**Instructions for the task:**
Of the lines in the entries, how many hold the word "text"? Give that number alone.

(Stored items from a collection)

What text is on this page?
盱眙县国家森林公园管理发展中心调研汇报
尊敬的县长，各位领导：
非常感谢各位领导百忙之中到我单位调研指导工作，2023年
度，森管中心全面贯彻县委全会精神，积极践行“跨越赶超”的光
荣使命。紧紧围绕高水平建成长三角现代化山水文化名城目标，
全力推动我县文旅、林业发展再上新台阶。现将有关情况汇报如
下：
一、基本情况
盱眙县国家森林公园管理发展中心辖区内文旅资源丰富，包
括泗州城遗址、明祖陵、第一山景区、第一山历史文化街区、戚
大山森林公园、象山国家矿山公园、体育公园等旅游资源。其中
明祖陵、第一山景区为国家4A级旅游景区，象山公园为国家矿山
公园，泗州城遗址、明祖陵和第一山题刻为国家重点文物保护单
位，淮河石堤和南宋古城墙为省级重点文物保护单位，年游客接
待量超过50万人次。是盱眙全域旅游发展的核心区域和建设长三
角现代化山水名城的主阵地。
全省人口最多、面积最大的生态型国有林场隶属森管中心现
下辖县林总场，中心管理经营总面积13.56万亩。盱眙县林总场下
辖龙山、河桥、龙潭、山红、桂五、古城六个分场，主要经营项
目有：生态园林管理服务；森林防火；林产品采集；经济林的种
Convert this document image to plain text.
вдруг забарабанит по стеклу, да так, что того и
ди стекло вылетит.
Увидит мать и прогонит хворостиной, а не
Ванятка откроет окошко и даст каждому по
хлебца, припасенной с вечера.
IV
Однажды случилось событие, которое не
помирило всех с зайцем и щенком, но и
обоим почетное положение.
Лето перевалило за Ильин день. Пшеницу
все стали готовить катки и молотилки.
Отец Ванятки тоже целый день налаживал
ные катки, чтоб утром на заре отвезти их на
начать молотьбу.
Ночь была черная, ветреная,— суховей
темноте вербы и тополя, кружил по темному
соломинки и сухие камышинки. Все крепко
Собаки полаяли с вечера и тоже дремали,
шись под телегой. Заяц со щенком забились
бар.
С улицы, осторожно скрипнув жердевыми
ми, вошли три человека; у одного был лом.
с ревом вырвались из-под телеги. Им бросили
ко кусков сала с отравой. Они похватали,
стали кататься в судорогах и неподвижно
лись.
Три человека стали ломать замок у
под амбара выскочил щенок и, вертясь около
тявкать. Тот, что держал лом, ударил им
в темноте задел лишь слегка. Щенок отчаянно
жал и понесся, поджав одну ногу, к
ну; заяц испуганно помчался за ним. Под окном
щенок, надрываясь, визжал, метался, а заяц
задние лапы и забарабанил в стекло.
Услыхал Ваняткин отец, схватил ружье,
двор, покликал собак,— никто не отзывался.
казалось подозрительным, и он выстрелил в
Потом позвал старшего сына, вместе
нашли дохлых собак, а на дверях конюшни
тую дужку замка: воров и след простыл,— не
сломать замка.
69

**Complete answer:**
2